** start The input **

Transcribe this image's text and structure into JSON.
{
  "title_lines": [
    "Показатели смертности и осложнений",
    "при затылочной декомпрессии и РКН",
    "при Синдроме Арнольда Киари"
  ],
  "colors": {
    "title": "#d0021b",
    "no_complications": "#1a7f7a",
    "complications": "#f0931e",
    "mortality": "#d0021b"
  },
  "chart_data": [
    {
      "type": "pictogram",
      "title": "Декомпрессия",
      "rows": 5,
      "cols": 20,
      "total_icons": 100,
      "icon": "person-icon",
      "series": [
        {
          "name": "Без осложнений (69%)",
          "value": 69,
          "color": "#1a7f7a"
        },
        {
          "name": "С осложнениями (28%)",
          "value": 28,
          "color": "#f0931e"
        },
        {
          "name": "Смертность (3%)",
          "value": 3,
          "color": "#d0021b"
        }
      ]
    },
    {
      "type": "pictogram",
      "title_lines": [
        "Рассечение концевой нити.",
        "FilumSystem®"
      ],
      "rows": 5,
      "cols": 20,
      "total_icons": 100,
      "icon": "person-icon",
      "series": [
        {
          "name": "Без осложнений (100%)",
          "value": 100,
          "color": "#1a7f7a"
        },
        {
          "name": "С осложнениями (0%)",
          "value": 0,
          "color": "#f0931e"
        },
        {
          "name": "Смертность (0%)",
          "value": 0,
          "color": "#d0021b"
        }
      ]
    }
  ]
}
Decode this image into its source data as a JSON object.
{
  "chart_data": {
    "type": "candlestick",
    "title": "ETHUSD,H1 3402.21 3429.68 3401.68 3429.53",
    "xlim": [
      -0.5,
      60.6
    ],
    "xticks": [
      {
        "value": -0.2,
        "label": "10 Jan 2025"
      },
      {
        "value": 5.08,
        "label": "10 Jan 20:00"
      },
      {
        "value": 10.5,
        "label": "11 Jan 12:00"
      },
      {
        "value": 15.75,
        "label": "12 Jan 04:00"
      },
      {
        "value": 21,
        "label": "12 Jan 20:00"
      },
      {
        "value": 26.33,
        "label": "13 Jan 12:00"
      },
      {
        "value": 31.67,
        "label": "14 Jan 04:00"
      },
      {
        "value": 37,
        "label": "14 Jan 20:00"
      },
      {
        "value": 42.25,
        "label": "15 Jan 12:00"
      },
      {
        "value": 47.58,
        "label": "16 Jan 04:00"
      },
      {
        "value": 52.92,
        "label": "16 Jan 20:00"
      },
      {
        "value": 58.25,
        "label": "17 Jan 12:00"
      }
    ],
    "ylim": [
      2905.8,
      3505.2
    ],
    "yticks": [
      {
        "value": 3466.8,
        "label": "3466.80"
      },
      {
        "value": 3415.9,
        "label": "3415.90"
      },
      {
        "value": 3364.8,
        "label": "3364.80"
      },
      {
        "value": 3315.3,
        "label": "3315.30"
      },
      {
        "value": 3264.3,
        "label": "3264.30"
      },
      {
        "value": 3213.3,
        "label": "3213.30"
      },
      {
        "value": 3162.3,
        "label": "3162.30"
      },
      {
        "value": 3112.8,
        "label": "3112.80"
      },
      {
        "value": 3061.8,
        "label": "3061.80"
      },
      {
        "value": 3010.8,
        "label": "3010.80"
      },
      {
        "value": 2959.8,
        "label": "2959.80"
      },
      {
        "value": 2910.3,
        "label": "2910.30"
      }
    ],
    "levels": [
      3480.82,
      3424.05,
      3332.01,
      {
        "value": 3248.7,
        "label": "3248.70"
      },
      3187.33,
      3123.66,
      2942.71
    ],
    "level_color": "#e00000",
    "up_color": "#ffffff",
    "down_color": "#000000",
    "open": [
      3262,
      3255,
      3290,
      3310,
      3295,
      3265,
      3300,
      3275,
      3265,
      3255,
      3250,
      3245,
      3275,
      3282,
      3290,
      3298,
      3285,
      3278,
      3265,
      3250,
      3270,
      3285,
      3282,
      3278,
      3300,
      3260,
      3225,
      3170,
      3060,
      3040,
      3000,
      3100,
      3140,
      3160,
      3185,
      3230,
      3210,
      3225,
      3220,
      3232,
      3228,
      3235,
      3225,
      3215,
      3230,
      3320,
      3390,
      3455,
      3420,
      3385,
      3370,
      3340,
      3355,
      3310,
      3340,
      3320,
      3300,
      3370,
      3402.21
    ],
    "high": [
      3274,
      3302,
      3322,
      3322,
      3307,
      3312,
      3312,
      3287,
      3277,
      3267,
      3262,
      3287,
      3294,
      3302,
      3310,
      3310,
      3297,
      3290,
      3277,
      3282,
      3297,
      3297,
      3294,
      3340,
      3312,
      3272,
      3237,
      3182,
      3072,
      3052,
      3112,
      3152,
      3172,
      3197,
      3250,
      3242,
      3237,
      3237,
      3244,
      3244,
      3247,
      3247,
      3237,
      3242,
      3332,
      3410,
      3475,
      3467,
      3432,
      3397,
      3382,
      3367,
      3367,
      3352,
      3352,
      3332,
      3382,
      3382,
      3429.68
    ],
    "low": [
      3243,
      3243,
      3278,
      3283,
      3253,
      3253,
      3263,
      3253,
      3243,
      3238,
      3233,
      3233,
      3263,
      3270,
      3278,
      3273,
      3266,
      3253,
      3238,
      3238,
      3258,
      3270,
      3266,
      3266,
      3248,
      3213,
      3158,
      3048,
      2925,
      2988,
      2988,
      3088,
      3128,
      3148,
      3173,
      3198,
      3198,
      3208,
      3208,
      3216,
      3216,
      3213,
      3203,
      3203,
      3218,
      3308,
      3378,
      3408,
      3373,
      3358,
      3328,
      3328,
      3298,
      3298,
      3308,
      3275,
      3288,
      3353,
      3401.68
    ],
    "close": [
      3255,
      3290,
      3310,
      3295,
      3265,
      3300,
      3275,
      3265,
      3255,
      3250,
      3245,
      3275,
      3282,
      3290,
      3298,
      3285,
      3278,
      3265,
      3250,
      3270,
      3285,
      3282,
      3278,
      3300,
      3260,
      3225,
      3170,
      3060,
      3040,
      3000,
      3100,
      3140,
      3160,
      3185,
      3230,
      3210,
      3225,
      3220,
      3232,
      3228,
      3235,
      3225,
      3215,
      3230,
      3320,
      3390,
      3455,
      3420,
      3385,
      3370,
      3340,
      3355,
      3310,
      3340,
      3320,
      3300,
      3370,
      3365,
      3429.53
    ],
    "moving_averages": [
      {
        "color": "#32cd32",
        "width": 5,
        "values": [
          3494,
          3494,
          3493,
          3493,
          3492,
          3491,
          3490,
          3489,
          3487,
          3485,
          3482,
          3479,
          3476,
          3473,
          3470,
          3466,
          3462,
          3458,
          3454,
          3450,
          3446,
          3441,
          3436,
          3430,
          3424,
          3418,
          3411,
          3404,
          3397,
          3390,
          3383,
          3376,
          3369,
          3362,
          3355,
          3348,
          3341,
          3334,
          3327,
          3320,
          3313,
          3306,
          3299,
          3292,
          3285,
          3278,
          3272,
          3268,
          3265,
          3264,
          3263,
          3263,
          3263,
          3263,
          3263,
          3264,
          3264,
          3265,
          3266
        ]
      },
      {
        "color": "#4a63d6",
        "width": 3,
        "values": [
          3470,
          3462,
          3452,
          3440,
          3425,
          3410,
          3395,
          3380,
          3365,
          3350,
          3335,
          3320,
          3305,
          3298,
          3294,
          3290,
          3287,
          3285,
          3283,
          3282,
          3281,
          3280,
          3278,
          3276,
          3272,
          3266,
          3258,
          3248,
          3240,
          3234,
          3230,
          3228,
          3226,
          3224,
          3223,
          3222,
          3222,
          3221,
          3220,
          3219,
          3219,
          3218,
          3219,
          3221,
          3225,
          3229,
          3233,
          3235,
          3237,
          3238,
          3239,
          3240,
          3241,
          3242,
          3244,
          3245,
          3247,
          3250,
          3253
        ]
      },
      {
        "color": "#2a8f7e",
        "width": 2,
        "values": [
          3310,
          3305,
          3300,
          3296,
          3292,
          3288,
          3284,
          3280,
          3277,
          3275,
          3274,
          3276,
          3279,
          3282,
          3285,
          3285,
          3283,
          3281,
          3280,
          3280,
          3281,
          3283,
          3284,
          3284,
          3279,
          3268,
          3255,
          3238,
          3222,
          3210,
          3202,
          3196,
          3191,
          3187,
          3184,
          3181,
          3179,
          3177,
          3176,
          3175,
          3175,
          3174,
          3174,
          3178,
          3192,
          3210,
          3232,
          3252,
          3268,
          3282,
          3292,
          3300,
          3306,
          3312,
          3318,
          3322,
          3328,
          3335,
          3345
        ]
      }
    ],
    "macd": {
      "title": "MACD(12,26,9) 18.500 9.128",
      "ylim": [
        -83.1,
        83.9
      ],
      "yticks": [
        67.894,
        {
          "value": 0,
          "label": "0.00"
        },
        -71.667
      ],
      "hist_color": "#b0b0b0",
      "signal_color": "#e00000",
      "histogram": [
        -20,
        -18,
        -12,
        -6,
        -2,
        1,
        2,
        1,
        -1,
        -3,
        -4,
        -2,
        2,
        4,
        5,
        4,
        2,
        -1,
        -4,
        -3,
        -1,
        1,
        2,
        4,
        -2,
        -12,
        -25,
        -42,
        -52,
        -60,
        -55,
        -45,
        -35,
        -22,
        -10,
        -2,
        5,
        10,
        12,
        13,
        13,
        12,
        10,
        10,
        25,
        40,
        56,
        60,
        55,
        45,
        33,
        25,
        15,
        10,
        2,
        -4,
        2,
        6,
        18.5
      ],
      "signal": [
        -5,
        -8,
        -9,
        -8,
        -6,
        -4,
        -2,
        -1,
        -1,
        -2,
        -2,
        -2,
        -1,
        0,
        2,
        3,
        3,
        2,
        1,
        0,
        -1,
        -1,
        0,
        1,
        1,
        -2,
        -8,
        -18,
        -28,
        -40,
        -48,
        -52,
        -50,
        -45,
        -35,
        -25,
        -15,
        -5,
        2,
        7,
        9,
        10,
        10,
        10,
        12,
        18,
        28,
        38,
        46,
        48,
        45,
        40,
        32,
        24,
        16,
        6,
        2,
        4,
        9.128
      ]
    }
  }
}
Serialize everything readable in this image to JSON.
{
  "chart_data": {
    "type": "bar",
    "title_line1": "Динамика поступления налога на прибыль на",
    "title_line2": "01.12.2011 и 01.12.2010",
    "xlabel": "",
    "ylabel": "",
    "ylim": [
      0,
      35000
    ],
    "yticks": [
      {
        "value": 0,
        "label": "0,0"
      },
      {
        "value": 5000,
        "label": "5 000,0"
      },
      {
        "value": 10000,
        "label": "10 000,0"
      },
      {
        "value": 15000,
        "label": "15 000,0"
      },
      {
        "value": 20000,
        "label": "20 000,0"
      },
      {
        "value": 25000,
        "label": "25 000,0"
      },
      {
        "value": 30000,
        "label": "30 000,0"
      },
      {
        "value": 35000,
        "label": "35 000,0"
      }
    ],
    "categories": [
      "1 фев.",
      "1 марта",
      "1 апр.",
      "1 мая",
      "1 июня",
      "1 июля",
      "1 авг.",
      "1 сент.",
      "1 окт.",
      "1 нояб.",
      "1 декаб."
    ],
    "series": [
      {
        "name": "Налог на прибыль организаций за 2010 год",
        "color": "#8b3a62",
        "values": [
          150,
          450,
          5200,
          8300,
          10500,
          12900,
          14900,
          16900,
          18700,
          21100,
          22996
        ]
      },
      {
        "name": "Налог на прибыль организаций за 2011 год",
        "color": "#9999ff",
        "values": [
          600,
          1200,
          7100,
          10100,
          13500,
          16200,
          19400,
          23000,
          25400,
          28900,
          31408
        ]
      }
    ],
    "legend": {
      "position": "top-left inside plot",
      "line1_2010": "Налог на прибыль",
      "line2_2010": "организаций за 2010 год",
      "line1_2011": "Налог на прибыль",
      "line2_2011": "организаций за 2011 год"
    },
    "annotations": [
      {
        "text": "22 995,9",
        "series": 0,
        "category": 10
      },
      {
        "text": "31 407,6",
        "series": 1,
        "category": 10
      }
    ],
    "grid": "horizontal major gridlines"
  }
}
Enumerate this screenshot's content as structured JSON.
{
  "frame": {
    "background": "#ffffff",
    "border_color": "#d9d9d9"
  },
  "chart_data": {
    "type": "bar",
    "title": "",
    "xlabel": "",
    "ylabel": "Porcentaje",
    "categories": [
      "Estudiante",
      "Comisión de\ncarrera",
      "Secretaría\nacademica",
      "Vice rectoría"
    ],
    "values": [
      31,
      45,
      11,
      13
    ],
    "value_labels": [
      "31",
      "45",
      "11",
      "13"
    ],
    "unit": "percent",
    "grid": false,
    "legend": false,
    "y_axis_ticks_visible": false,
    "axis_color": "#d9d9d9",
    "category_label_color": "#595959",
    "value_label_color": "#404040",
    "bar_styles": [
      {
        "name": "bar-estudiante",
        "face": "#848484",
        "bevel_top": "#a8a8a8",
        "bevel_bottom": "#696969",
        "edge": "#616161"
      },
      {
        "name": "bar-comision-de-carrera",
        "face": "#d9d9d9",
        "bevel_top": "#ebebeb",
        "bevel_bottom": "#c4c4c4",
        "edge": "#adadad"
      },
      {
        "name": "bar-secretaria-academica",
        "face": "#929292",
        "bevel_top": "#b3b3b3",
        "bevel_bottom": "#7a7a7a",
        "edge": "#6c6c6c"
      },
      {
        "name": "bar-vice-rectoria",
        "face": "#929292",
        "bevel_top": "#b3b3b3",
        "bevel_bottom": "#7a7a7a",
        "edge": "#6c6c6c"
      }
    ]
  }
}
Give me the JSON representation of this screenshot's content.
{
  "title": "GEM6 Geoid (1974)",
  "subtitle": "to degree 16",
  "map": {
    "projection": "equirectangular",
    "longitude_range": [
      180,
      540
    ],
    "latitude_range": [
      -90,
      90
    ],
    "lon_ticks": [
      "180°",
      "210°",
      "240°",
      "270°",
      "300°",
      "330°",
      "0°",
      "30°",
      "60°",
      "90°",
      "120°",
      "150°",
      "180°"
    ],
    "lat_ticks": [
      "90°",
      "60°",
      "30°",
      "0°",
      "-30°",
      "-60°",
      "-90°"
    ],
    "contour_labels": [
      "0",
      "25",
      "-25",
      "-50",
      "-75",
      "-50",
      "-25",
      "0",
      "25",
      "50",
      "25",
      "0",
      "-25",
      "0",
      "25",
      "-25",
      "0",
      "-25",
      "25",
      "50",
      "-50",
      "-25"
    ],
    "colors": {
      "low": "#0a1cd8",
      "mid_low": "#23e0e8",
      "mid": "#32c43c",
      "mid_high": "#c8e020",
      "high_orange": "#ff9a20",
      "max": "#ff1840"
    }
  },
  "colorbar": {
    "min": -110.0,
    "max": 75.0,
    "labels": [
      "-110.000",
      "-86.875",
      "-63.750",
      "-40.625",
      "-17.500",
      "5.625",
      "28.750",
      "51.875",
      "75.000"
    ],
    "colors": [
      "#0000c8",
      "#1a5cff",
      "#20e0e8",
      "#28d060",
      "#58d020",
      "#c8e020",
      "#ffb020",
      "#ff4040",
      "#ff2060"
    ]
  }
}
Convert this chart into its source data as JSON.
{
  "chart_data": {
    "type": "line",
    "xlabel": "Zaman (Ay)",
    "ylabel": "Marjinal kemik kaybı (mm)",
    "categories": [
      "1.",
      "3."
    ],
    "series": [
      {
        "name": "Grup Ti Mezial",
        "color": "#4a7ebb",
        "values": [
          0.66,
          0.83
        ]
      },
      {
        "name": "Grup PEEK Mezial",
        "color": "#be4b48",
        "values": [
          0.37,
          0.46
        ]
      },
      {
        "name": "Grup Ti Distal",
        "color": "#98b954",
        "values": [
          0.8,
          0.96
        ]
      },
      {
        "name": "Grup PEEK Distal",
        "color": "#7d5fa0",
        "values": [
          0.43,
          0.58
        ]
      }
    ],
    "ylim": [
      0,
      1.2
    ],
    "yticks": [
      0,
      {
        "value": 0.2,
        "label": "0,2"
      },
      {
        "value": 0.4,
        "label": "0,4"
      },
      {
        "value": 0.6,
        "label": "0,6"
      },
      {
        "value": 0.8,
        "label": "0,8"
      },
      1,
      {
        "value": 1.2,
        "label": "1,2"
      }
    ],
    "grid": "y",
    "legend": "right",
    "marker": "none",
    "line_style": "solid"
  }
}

** end The input **

- _To do_
Extract, from the material above, each line holding the word "PEEK".

- _Worked answer_
        "name": "Grup PEEK Mezial",
        "name": "Grup PEEK Distal",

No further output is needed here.